Print the records below word for word, but leave out the pictures.
═════ Listing ═════
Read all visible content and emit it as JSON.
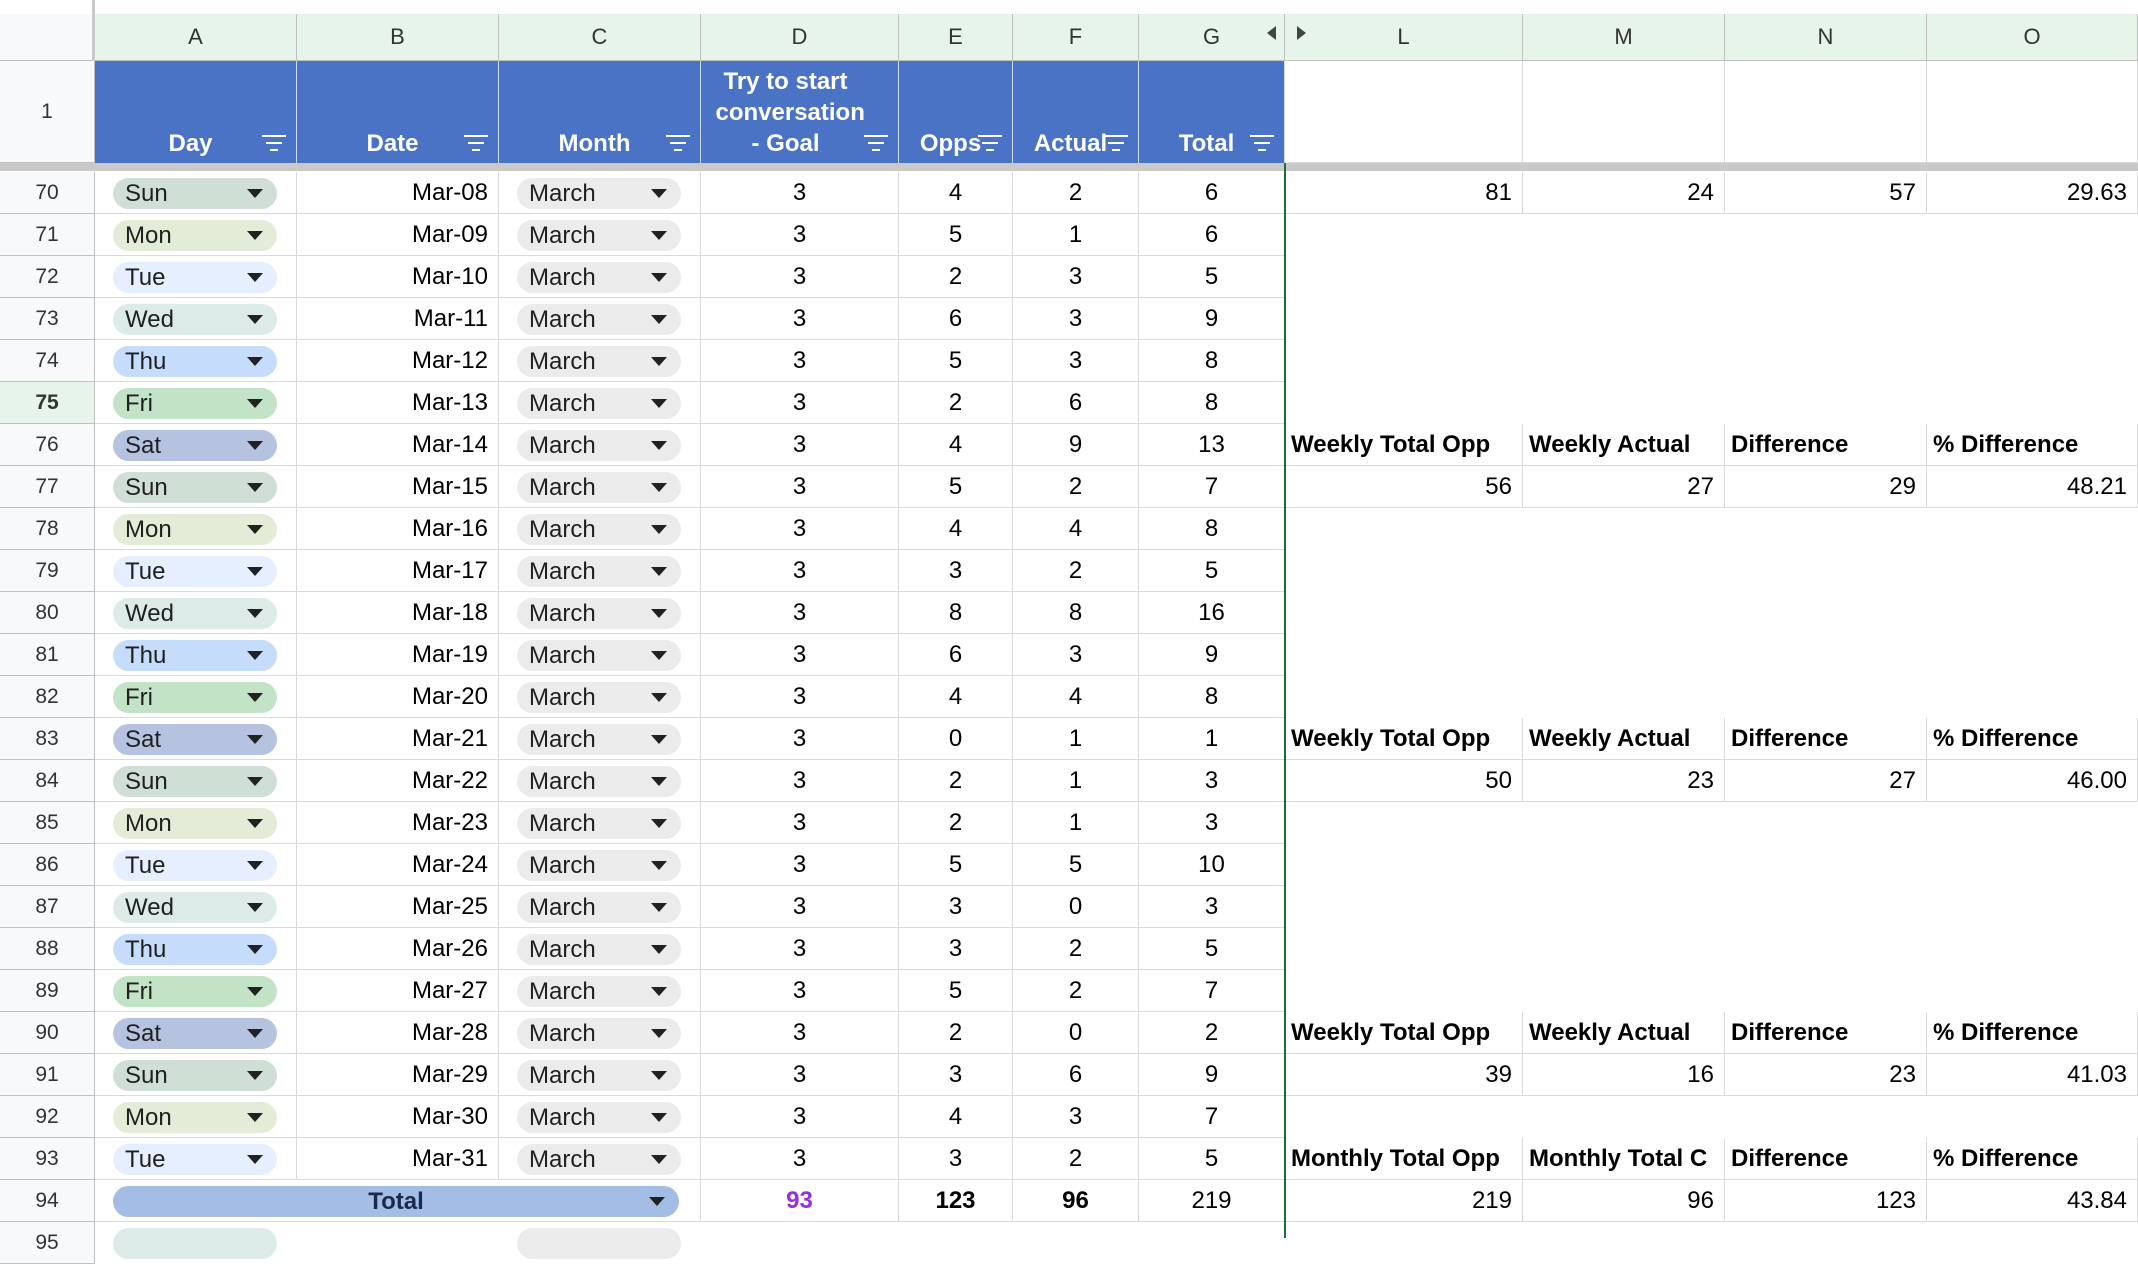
{
  "columns": {
    "a": "A",
    "b": "B",
    "c": "C",
    "d": "D",
    "e": "E",
    "f": "F",
    "g": "G",
    "l": "L",
    "m": "M",
    "n": "N",
    "o": "O"
  },
  "header_row_number": "1",
  "headers": {
    "day": "Day",
    "date": "Date",
    "month": "Month",
    "goal": "Try to start conversation - Goal",
    "opps": "Opps",
    "actual": "Actual",
    "total": "Total"
  },
  "rows": [
    {
      "n": "70",
      "day": "Sun",
      "date": "Mar-08",
      "month": "March",
      "goal": "3",
      "opps": "4",
      "actual": "2",
      "total": "6"
    },
    {
      "n": "71",
      "day": "Mon",
      "date": "Mar-09",
      "month": "March",
      "goal": "3",
      "opps": "5",
      "actual": "1",
      "total": "6"
    },
    {
      "n": "72",
      "day": "Tue",
      "date": "Mar-10",
      "month": "March",
      "goal": "3",
      "opps": "2",
      "actual": "3",
      "total": "5"
    },
    {
      "n": "73",
      "day": "Wed",
      "date": "Mar-11",
      "month": "March",
      "goal": "3",
      "opps": "6",
      "actual": "3",
      "total": "9"
    },
    {
      "n": "74",
      "day": "Thu",
      "date": "Mar-12",
      "month": "March",
      "goal": "3",
      "opps": "5",
      "actual": "3",
      "total": "8"
    },
    {
      "n": "75",
      "day": "Fri",
      "date": "Mar-13",
      "month": "March",
      "goal": "3",
      "opps": "2",
      "actual": "6",
      "total": "8"
    },
    {
      "n": "76",
      "day": "Sat",
      "date": "Mar-14",
      "month": "March",
      "goal": "3",
      "opps": "4",
      "actual": "9",
      "total": "13"
    },
    {
      "n": "77",
      "day": "Sun",
      "date": "Mar-15",
      "month": "March",
      "goal": "3",
      "opps": "5",
      "actual": "2",
      "total": "7"
    },
    {
      "n": "78",
      "day": "Mon",
      "date": "Mar-16",
      "month": "March",
      "goal": "3",
      "opps": "4",
      "actual": "4",
      "total": "8"
    },
    {
      "n": "79",
      "day": "Tue",
      "date": "Mar-17",
      "month": "March",
      "goal": "3",
      "opps": "3",
      "actual": "2",
      "total": "5"
    },
    {
      "n": "80",
      "day": "Wed",
      "date": "Mar-18",
      "month": "March",
      "goal": "3",
      "opps": "8",
      "actual": "8",
      "total": "16"
    },
    {
      "n": "81",
      "day": "Thu",
      "date": "Mar-19",
      "month": "March",
      "goal": "3",
      "opps": "6",
      "actual": "3",
      "total": "9"
    },
    {
      "n": "82",
      "day": "Fri",
      "date": "Mar-20",
      "month": "March",
      "goal": "3",
      "opps": "4",
      "actual": "4",
      "total": "8"
    },
    {
      "n": "83",
      "day": "Sat",
      "date": "Mar-21",
      "month": "March",
      "goal": "3",
      "opps": "0",
      "actual": "1",
      "total": "1"
    },
    {
      "n": "84",
      "day": "Sun",
      "date": "Mar-22",
      "month": "March",
      "goal": "3",
      "opps": "2",
      "actual": "1",
      "total": "3"
    },
    {
      "n": "85",
      "day": "Mon",
      "date": "Mar-23",
      "month": "March",
      "goal": "3",
      "opps": "2",
      "actual": "1",
      "total": "3"
    },
    {
      "n": "86",
      "day": "Tue",
      "date": "Mar-24",
      "month": "March",
      "goal": "3",
      "opps": "5",
      "actual": "5",
      "total": "10"
    },
    {
      "n": "87",
      "day": "Wed",
      "date": "Mar-25",
      "month": "March",
      "goal": "3",
      "opps": "3",
      "actual": "0",
      "total": "3"
    },
    {
      "n": "88",
      "day": "Thu",
      "date": "Mar-26",
      "month": "March",
      "goal": "3",
      "opps": "3",
      "actual": "2",
      "total": "5"
    },
    {
      "n": "89",
      "day": "Fri",
      "date": "Mar-27",
      "month": "March",
      "goal": "3",
      "opps": "5",
      "actual": "2",
      "total": "7"
    },
    {
      "n": "90",
      "day": "Sat",
      "date": "Mar-28",
      "month": "March",
      "goal": "3",
      "opps": "2",
      "actual": "0",
      "total": "2"
    },
    {
      "n": "91",
      "day": "Sun",
      "date": "Mar-29",
      "month": "March",
      "goal": "3",
      "opps": "3",
      "actual": "6",
      "total": "9"
    },
    {
      "n": "92",
      "day": "Mon",
      "date": "Mar-30",
      "month": "March",
      "goal": "3",
      "opps": "4",
      "actual": "3",
      "total": "7"
    },
    {
      "n": "93",
      "day": "Tue",
      "date": "Mar-31",
      "month": "March",
      "goal": "3",
      "opps": "3",
      "actual": "2",
      "total": "5"
    }
  ],
  "total_row": {
    "n": "94",
    "label": "Total",
    "goal": "93",
    "opps": "123",
    "actual": "96",
    "total": "219"
  },
  "partial_row_number": "95",
  "summary": {
    "r70": {
      "l": "81",
      "m": "24",
      "n": "57",
      "o": "29.63"
    },
    "r76_labels": {
      "l": "Weekly Total Opp",
      "m": "Weekly Actual",
      "n": "Difference",
      "o": "% Difference"
    },
    "r77": {
      "l": "56",
      "m": "27",
      "n": "29",
      "o": "48.21"
    },
    "r83_labels": {
      "l": "Weekly Total Opp",
      "m": "Weekly Actual",
      "n": "Difference",
      "o": "% Difference"
    },
    "r84": {
      "l": "50",
      "m": "23",
      "n": "27",
      "o": "46.00"
    },
    "r90_labels": {
      "l": "Weekly Total Opp",
      "m": "Weekly Actual",
      "n": "Difference",
      "o": "% Difference"
    },
    "r91": {
      "l": "39",
      "m": "16",
      "n": "23",
      "o": "41.03"
    },
    "r93_labels": {
      "l": "Monthly Total Opp",
      "m": "Monthly Total C",
      "n": "Difference",
      "o": "% Difference"
    },
    "r94": {
      "l": "219",
      "m": "96",
      "n": "123",
      "o": "43.84"
    }
  },
  "colors": {
    "header_blue": "#4a73c6",
    "total_chip": "#a4bde5",
    "goal_total_purple": "#9b2cd8",
    "day_chips": {
      "Sun": "#d0dfd6",
      "Mon": "#e2ecd6",
      "Tue": "#e6efff",
      "Wed": "#dcebe8",
      "Thu": "#c6dcfb",
      "Fri": "#c3e3c6",
      "Sat": "#b5c2e0"
    }
  }
}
═════
> **Solution to this task**:
Read all visible content and emit it as JSON.
{
  "columns": {
    "a": "A",
    "b": "B",
    "c": "C",
    "d": "D",
    "e": "E",
    "f": "F",
    "g": "G",
    "l": "L",
    "m": "M",
    "n": "N",
    "o": "O"
  },
  "header_row_number": "1",
  "headers": {
    "day": "Day",
    "date": "Date",
    "month": "Month",
    "goal": "Try to start conversation - Goal",
    "opps": "Opps",
    "actual": "Actual",
    "total": "Total"
  },
  "rows": [
    {
      "n": "70",
      "day": "Sun",
      "date": "Mar-08",
      "month": "March",
      "goal": "3",
      "opps": "4",
      "actual": "2",
      "total": "6"
    },
    {
      "n": "71",
      "day": "Mon",
      "date": "Mar-09",
      "month": "March",
      "goal": "3",
      "opps": "5",
      "actual": "1",
      "total": "6"
    },
    {
      "n": "72",
      "day": "Tue",
      "date": "Mar-10",
      "month": "March",
      "goal": "3",
      "opps": "2",
      "actual": "3",
      "total": "5"
    },
    {
      "n": "73",
      "day": "Wed",
      "date": "Mar-11",
      "month": "March",
      "goal": "3",
      "opps": "6",
      "actual": "3",
      "total": "9"
    },
    {
      "n": "74",
      "day": "Thu",
      "date": "Mar-12",
      "month": "March",
      "goal": "3",
      "opps": "5",
      "actual": "3",
      "total": "8"
    },
    {
      "n": "75",
      "day": "Fri",
      "date": "Mar-13",
      "month": "March",
      "goal": "3",
      "opps": "2",
      "actual": "6",
      "total": "8"
    },
    {
      "n": "76",
      "day": "Sat",
      "date": "Mar-14",
      "month": "March",
      "goal": "3",
      "opps": "4",
      "actual": "9",
      "total": "13"
    },
    {
      "n": "77",
      "day": "Sun",
      "date": "Mar-15",
      "month": "March",
      "goal": "3",
      "opps": "5",
      "actual": "2",
      "total": "7"
    },
    {
      "n": "78",
      "day": "Mon",
      "date": "Mar-16",
      "month": "March",
      "goal": "3",
      "opps": "4",
      "actual": "4",
      "total": "8"
    },
    {
      "n": "79",
      "day": "Tue",
      "date": "Mar-17",
      "month": "March",
      "goal": "3",
      "opps": "3",
      "actual": "2",
      "total": "5"
    },
    {
      "n": "80",
      "day": "Wed",
      "date": "Mar-18",
      "month": "March",
      "goal": "3",
      "opps": "8",
      "actual": "8",
      "total": "16"
    },
    {
      "n": "81",
      "day": "Thu",
      "date": "Mar-19",
      "month": "March",
      "goal": "3",
      "opps": "6",
      "actual": "3",
      "total": "9"
    },
    {
      "n": "82",
      "day": "Fri",
      "date": "Mar-20",
      "month": "March",
      "goal": "3",
      "opps": "4",
      "actual": "4",
      "total": "8"
    },
    {
      "n": "83",
      "day": "Sat",
      "date": "Mar-21",
      "month": "March",
      "goal": "3",
      "opps": "0",
      "actual": "1",
      "total": "1"
    },
    {
      "n": "84",
      "day": "Sun",
      "date": "Mar-22",
      "month": "March",
      "goal": "3",
      "opps": "2",
      "actual": "1",
      "total": "3"
    },
    {
      "n": "85",
      "day": "Mon",
      "date": "Mar-23",
      "month": "March",
      "goal": "3",
      "opps": "2",
      "actual": "1",
      "total": "3"
    },
    {
      "n": "86",
      "day": "Tue",
      "date": "Mar-24",
      "month": "March",
      "goal": "3",
      "opps": "5",
      "actual": "5",
      "total": "10"
    },
    {
      "n": "87",
      "day": "Wed",
      "date": "Mar-25",
      "month": "March",
      "goal": "3",
      "opps": "3",
      "actual": "0",
      "total": "3"
    },
    {
      "n": "88",
      "day": "Thu",
      "date": "Mar-26",
      "month": "March",
      "goal": "3",
      "opps": "3",
      "actual": "2",
      "total": "5"
    },
    {
      "n": "89",
      "day": "Fri",
      "date": "Mar-27",
      "month": "March",
      "goal": "3",
      "opps": "5",
      "actual": "2",
      "total": "7"
    },
    {
      "n": "90",
      "day": "Sat",
      "date": "Mar-28",
      "month": "March",
      "goal": "3",
      "opps": "2",
      "actual": "0",
      "total": "2"
    },
    {
      "n": "91",
      "day": "Sun",
      "date": "Mar-29",
      "month": "March",
      "goal": "3",
      "opps": "3",
      "actual": "6",
      "total": "9"
    },
    {
      "n": "92",
      "day": "Mon",
      "date": "Mar-30",
      "month": "March",
      "goal": "3",
      "opps": "4",
      "actual": "3",
      "total": "7"
    },
    {
      "n": "93",
      "day": "Tue",
      "date": "Mar-31",
      "month": "March",
      "goal": "3",
      "opps": "3",
      "actual": "2",
      "total": "5"
    }
  ],
  "total_row": {
    "n": "94",
    "label": "Total",
    "goal": "93",
    "opps": "123",
    "actual": "96",
    "total": "219"
  },
  "partial_row_number": "95",
  "summary": {
    "r70": {
      "l": "81",
      "m": "24",
      "n": "57",
      "o": "29.63"
    },
    "r76_labels": {
      "l": "Weekly Total Opp",
      "m": "Weekly Actual",
      "n": "Difference",
      "o": "% Difference"
    },
    "r77": {
      "l": "56",
      "m": "27",
      "n": "29",
      "o": "48.21"
    },
    "r83_labels": {
      "l": "Weekly Total Opp",
      "m": "Weekly Actual",
      "n": "Difference",
      "o": "% Difference"
    },
    "r84": {
      "l": "50",
      "m": "23",
      "n": "27",
      "o": "46.00"
    },
    "r90_labels": {
      "l": "Weekly Total Opp",
      "m": "Weekly Actual",
      "n": "Difference",
      "o": "% Difference"
    },
    "r91": {
      "l": "39",
      "m": "16",
      "n": "23",
      "o": "41.03"
    },
    "r93_labels": {
      "l": "Monthly Total Opp",
      "m": "Monthly Total C",
      "n": "Difference",
      "o": "% Difference"
    },
    "r94": {
      "l": "219",
      "m": "96",
      "n": "123",
      "o": "43.84"
    }
  },
  "colors": {
    "header_blue": "#4a73c6",
    "total_chip": "#a4bde5",
    "goal_total_purple": "#9b2cd8",
    "day_chips": {
      "Sun": "#d0dfd6",
      "Mon": "#e2ecd6",
      "Tue": "#e6efff",
      "Wed": "#dcebe8",
      "Thu": "#c6dcfb",
      "Fri": "#c3e3c6",
      "Sat": "#b5c2e0"
    }
  }
}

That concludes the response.